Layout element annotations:

==================================================

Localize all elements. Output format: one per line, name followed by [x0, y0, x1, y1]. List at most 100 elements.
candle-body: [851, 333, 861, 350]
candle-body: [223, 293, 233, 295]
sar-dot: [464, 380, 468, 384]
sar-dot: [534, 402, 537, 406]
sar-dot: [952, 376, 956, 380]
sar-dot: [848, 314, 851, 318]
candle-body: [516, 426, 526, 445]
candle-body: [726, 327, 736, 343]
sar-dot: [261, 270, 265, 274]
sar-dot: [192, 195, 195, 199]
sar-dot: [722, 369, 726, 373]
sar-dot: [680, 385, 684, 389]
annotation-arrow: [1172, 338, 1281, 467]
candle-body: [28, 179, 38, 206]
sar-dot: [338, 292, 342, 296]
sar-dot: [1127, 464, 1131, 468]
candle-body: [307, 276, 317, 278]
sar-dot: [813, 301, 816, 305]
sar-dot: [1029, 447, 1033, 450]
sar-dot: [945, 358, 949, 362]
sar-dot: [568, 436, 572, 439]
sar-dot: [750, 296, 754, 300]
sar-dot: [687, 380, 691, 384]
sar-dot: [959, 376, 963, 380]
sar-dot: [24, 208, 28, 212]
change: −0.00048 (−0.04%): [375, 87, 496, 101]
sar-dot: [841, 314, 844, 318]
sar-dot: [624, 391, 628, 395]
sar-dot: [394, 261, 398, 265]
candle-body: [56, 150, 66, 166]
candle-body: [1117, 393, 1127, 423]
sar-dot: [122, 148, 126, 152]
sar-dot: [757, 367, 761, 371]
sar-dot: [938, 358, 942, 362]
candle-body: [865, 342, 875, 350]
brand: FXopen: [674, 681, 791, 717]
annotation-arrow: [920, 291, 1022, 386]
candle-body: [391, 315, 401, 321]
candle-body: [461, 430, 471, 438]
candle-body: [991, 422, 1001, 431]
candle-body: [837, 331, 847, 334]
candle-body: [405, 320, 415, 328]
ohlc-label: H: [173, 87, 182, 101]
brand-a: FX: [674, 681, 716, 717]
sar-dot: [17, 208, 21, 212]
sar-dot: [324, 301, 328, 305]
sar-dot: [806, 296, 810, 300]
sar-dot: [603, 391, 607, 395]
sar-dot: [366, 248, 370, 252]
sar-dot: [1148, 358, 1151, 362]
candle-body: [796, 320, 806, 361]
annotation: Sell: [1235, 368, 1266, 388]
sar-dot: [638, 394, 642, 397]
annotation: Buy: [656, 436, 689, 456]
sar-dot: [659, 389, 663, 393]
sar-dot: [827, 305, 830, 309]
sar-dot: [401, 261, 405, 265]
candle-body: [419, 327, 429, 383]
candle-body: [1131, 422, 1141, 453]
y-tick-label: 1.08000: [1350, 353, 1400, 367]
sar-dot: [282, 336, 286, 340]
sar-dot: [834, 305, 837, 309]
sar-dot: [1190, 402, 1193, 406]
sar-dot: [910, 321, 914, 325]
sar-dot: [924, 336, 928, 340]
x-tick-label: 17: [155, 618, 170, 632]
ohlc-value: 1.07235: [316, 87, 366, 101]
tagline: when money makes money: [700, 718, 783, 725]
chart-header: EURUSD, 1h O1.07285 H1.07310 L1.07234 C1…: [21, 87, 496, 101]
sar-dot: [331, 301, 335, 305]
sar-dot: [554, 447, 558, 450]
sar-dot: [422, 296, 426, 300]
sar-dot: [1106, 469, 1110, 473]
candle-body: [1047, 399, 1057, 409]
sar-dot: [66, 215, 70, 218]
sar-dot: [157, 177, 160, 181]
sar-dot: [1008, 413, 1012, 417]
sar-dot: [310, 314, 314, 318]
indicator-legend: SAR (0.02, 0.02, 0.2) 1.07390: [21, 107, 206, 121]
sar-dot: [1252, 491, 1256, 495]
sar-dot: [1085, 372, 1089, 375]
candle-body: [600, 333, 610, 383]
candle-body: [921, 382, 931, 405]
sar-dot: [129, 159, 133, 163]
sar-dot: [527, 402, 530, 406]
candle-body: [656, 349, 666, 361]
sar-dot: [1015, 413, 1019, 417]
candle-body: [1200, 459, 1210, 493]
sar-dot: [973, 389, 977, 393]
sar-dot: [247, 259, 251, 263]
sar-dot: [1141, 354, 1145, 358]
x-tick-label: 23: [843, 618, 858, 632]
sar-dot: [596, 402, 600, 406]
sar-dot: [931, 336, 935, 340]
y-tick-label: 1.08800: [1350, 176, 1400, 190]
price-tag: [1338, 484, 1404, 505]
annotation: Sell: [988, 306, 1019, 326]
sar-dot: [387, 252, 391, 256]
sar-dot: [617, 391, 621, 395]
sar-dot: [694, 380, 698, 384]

==================================================

Could you print every line of the records above word for word, without changing anything?

Localize all elements. Output format: one per line, name followed by [x0, y0, x1, y1]. List at most 100 elements.
candle-body: [851, 333, 861, 350]
candle-body: [223, 293, 233, 295]
sar-dot: [464, 380, 468, 384]
sar-dot: [534, 402, 537, 406]
sar-dot: [952, 376, 956, 380]
sar-dot: [848, 314, 851, 318]
candle-body: [516, 426, 526, 445]
candle-body: [726, 327, 736, 343]
sar-dot: [261, 270, 265, 274]
sar-dot: [192, 195, 195, 199]
sar-dot: [722, 369, 726, 373]
sar-dot: [680, 385, 684, 389]
annotation-arrow: [1172, 338, 1281, 467]
candle-body: [28, 179, 38, 206]
sar-dot: [338, 292, 342, 296]
sar-dot: [1127, 464, 1131, 468]
candle-body: [307, 276, 317, 278]
sar-dot: [813, 301, 816, 305]
sar-dot: [1029, 447, 1033, 450]
sar-dot: [945, 358, 949, 362]
sar-dot: [568, 436, 572, 439]
sar-dot: [750, 296, 754, 300]
sar-dot: [687, 380, 691, 384]
sar-dot: [959, 376, 963, 380]
sar-dot: [24, 208, 28, 212]
change: −0.00048 (−0.04%): [375, 87, 496, 101]
sar-dot: [841, 314, 844, 318]
sar-dot: [624, 391, 628, 395]
sar-dot: [394, 261, 398, 265]
candle-body: [56, 150, 66, 166]
candle-body: [1117, 393, 1127, 423]
sar-dot: [122, 148, 126, 152]
sar-dot: [757, 367, 761, 371]
sar-dot: [938, 358, 942, 362]
candle-body: [865, 342, 875, 350]
brand: FXopen: [674, 681, 791, 717]
annotation-arrow: [920, 291, 1022, 386]
candle-body: [391, 315, 401, 321]
candle-body: [461, 430, 471, 438]
candle-body: [991, 422, 1001, 431]
candle-body: [837, 331, 847, 334]
candle-body: [405, 320, 415, 328]
ohlc-label: H: [173, 87, 182, 101]
brand-a: FX: [674, 681, 716, 717]
sar-dot: [17, 208, 21, 212]
sar-dot: [324, 301, 328, 305]
sar-dot: [806, 296, 810, 300]
sar-dot: [603, 391, 607, 395]
sar-dot: [366, 248, 370, 252]
sar-dot: [1148, 358, 1151, 362]
candle-body: [796, 320, 806, 361]
annotation: Sell: [1235, 368, 1266, 388]
sar-dot: [638, 394, 642, 397]
annotation: Buy: [656, 436, 689, 456]
sar-dot: [659, 389, 663, 393]
sar-dot: [827, 305, 830, 309]
sar-dot: [401, 261, 405, 265]
candle-body: [419, 327, 429, 383]
candle-body: [1131, 422, 1141, 453]
y-tick-label: 1.08000: [1350, 353, 1400, 367]
sar-dot: [282, 336, 286, 340]
sar-dot: [834, 305, 837, 309]
sar-dot: [1190, 402, 1193, 406]
sar-dot: [910, 321, 914, 325]
sar-dot: [924, 336, 928, 340]
x-tick-label: 17: [155, 618, 170, 632]
ohlc-value: 1.07235: [316, 87, 366, 101]
tagline: when money makes money: [700, 718, 783, 725]
chart-header: EURUSD, 1h O1.07285 H1.07310 L1.07234 C1…: [21, 87, 496, 101]
sar-dot: [331, 301, 335, 305]
sar-dot: [554, 447, 558, 450]
sar-dot: [422, 296, 426, 300]
sar-dot: [1106, 469, 1110, 473]
candle-body: [1047, 399, 1057, 409]
sar-dot: [66, 215, 70, 218]
sar-dot: [157, 177, 160, 181]
sar-dot: [1008, 413, 1012, 417]
sar-dot: [310, 314, 314, 318]
indicator-legend: SAR (0.02, 0.02, 0.2) 1.07390: [21, 107, 206, 121]
sar-dot: [1252, 491, 1256, 495]
sar-dot: [1085, 372, 1089, 375]
candle-body: [600, 333, 610, 383]
candle-body: [921, 382, 931, 405]
sar-dot: [129, 159, 133, 163]
sar-dot: [527, 402, 530, 406]
candle-body: [656, 349, 666, 361]
sar-dot: [1015, 413, 1019, 417]
candle-body: [1200, 459, 1210, 493]
sar-dot: [973, 389, 977, 393]
sar-dot: [247, 259, 251, 263]
sar-dot: [1141, 354, 1145, 358]
x-tick-label: 23: [843, 618, 858, 632]
sar-dot: [596, 402, 600, 406]
sar-dot: [931, 336, 935, 340]
y-tick-label: 1.08800: [1350, 176, 1400, 190]
price-tag: [1338, 484, 1404, 505]
annotation: Sell: [988, 306, 1019, 326]
sar-dot: [387, 252, 391, 256]
sar-dot: [617, 391, 621, 395]
sar-dot: [694, 380, 698, 384]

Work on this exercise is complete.